Copy all entries without alteration and skip the pictures they hold.
# Start of Input
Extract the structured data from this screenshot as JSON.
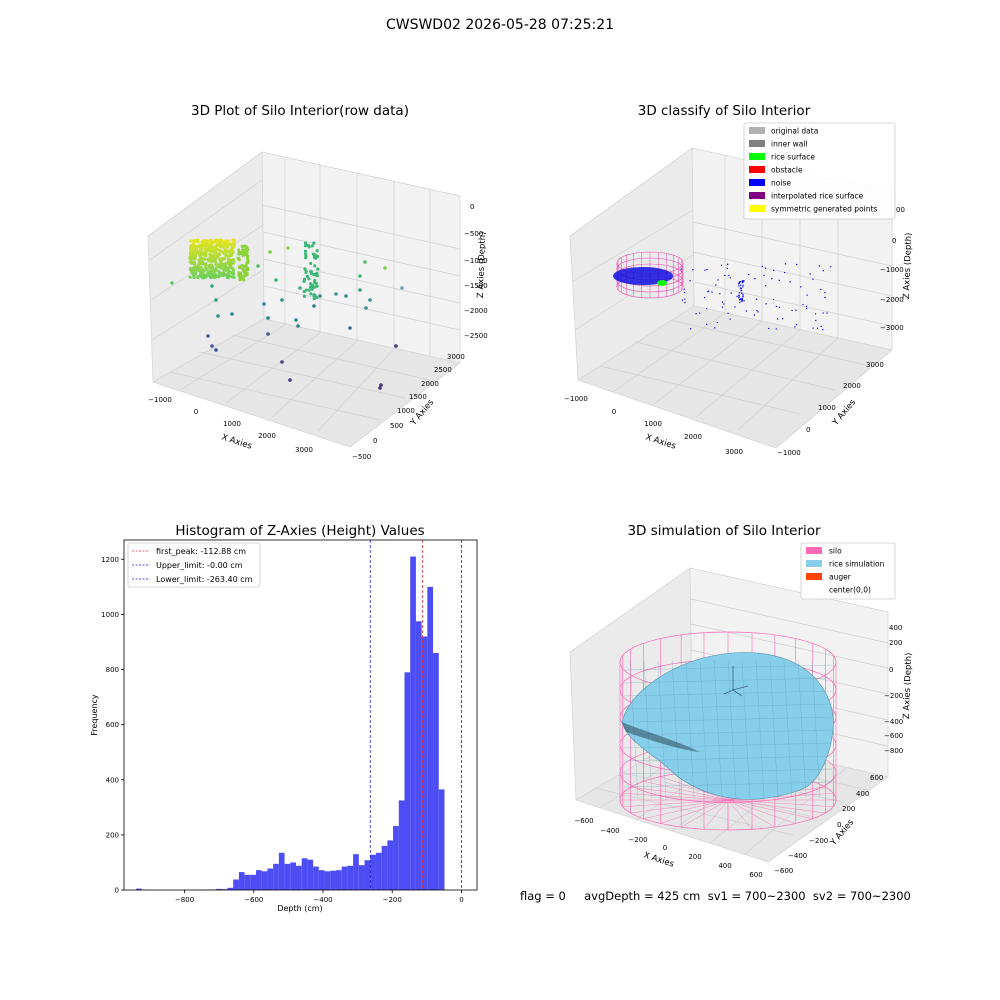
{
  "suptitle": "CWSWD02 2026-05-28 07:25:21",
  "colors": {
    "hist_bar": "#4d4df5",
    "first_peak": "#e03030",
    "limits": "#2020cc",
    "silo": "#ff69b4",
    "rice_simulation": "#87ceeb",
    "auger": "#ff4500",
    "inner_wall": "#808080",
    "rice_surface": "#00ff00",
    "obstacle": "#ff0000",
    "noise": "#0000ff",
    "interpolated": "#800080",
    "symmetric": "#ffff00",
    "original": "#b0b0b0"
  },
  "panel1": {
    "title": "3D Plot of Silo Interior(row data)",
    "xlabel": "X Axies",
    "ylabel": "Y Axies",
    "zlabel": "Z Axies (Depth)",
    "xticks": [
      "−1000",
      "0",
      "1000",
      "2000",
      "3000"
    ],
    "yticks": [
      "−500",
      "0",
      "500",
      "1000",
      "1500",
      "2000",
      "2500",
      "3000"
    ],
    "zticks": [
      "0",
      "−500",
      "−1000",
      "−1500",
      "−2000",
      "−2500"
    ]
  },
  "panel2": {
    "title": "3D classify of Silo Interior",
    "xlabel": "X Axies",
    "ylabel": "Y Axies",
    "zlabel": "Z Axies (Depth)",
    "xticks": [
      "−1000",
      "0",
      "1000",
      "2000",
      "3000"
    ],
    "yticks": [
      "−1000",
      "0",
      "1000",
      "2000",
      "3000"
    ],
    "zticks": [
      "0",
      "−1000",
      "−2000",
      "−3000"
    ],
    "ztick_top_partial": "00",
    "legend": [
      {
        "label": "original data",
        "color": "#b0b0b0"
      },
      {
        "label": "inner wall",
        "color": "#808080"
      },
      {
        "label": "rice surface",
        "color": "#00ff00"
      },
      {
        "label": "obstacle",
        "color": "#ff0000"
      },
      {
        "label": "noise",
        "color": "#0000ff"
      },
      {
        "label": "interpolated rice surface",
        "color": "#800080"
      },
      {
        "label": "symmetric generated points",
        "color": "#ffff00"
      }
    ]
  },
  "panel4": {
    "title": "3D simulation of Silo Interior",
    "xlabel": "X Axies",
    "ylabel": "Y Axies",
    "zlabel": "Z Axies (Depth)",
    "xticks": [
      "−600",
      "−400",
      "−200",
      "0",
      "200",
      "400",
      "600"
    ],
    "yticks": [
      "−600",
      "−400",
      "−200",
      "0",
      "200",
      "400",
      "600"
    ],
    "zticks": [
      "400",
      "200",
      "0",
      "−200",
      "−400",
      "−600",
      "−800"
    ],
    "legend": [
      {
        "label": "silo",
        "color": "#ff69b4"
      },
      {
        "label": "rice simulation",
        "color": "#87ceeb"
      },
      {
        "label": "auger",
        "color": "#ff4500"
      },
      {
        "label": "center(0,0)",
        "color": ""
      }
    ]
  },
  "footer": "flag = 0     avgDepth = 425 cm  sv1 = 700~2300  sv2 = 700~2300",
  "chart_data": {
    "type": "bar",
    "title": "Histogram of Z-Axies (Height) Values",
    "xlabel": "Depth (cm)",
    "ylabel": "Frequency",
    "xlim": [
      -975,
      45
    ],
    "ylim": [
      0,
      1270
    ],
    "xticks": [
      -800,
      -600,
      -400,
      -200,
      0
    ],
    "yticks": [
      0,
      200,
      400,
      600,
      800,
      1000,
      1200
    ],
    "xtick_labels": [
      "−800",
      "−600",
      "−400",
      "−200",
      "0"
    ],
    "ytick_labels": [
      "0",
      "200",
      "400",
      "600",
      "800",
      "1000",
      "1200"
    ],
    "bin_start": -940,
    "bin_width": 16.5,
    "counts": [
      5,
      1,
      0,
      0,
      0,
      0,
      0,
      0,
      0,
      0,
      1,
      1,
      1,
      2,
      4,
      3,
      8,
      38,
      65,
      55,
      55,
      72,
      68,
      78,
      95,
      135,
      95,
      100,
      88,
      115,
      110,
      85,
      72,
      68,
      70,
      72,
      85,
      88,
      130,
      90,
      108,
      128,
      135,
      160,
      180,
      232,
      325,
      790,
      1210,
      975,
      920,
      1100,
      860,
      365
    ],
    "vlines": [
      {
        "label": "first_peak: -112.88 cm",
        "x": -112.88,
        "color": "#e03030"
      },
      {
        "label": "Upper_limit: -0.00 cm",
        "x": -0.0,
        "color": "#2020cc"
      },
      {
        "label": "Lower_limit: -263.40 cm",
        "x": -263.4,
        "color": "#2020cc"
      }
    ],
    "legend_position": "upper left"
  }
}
# End of Input
Correct response:
Extract the structured data from this screenshot as JSON.
{
  "suptitle": "CWSWD02 2026-05-28 07:25:21",
  "colors": {
    "hist_bar": "#4d4df5",
    "first_peak": "#e03030",
    "limits": "#2020cc",
    "silo": "#ff69b4",
    "rice_simulation": "#87ceeb",
    "auger": "#ff4500",
    "inner_wall": "#808080",
    "rice_surface": "#00ff00",
    "obstacle": "#ff0000",
    "noise": "#0000ff",
    "interpolated": "#800080",
    "symmetric": "#ffff00",
    "original": "#b0b0b0"
  },
  "panel1": {
    "title": "3D Plot of Silo Interior(row data)",
    "xlabel": "X Axies",
    "ylabel": "Y Axies",
    "zlabel": "Z Axies (Depth)",
    "xticks": [
      "−1000",
      "0",
      "1000",
      "2000",
      "3000"
    ],
    "yticks": [
      "−500",
      "0",
      "500",
      "1000",
      "1500",
      "2000",
      "2500",
      "3000"
    ],
    "zticks": [
      "0",
      "−500",
      "−1000",
      "−1500",
      "−2000",
      "−2500"
    ]
  },
  "panel2": {
    "title": "3D classify of Silo Interior",
    "xlabel": "X Axies",
    "ylabel": "Y Axies",
    "zlabel": "Z Axies (Depth)",
    "xticks": [
      "−1000",
      "0",
      "1000",
      "2000",
      "3000"
    ],
    "yticks": [
      "−1000",
      "0",
      "1000",
      "2000",
      "3000"
    ],
    "zticks": [
      "0",
      "−1000",
      "−2000",
      "−3000"
    ],
    "ztick_top_partial": "00",
    "legend": [
      {
        "label": "original data",
        "color": "#b0b0b0"
      },
      {
        "label": "inner wall",
        "color": "#808080"
      },
      {
        "label": "rice surface",
        "color": "#00ff00"
      },
      {
        "label": "obstacle",
        "color": "#ff0000"
      },
      {
        "label": "noise",
        "color": "#0000ff"
      },
      {
        "label": "interpolated rice surface",
        "color": "#800080"
      },
      {
        "label": "symmetric generated points",
        "color": "#ffff00"
      }
    ]
  },
  "panel4": {
    "title": "3D simulation of Silo Interior",
    "xlabel": "X Axies",
    "ylabel": "Y Axies",
    "zlabel": "Z Axies (Depth)",
    "xticks": [
      "−600",
      "−400",
      "−200",
      "0",
      "200",
      "400",
      "600"
    ],
    "yticks": [
      "−600",
      "−400",
      "−200",
      "0",
      "200",
      "400",
      "600"
    ],
    "zticks": [
      "400",
      "200",
      "0",
      "−200",
      "−400",
      "−600",
      "−800"
    ],
    "legend": [
      {
        "label": "silo",
        "color": "#ff69b4"
      },
      {
        "label": "rice simulation",
        "color": "#87ceeb"
      },
      {
        "label": "auger",
        "color": "#ff4500"
      },
      {
        "label": "center(0,0)",
        "color": ""
      }
    ]
  },
  "footer": "flag = 0     avgDepth = 425 cm  sv1 = 700~2300  sv2 = 700~2300",
  "chart_data": {
    "type": "bar",
    "title": "Histogram of Z-Axies (Height) Values",
    "xlabel": "Depth (cm)",
    "ylabel": "Frequency",
    "xlim": [
      -975,
      45
    ],
    "ylim": [
      0,
      1270
    ],
    "xticks": [
      -800,
      -600,
      -400,
      -200,
      0
    ],
    "yticks": [
      0,
      200,
      400,
      600,
      800,
      1000,
      1200
    ],
    "xtick_labels": [
      "−800",
      "−600",
      "−400",
      "−200",
      "0"
    ],
    "ytick_labels": [
      "0",
      "200",
      "400",
      "600",
      "800",
      "1000",
      "1200"
    ],
    "bin_start": -940,
    "bin_width": 16.5,
    "counts": [
      5,
      1,
      0,
      0,
      0,
      0,
      0,
      0,
      0,
      0,
      1,
      1,
      1,
      2,
      4,
      3,
      8,
      38,
      65,
      55,
      55,
      72,
      68,
      78,
      95,
      135,
      95,
      100,
      88,
      115,
      110,
      85,
      72,
      68,
      70,
      72,
      85,
      88,
      130,
      90,
      108,
      128,
      135,
      160,
      180,
      232,
      325,
      790,
      1210,
      975,
      920,
      1100,
      860,
      365
    ],
    "vlines": [
      {
        "label": "first_peak: -112.88 cm",
        "x": -112.88,
        "color": "#e03030"
      },
      {
        "label": "Upper_limit: -0.00 cm",
        "x": -0.0,
        "color": "#2020cc"
      },
      {
        "label": "Lower_limit: -263.40 cm",
        "x": -263.4,
        "color": "#2020cc"
      }
    ],
    "legend_position": "upper left"
  }
}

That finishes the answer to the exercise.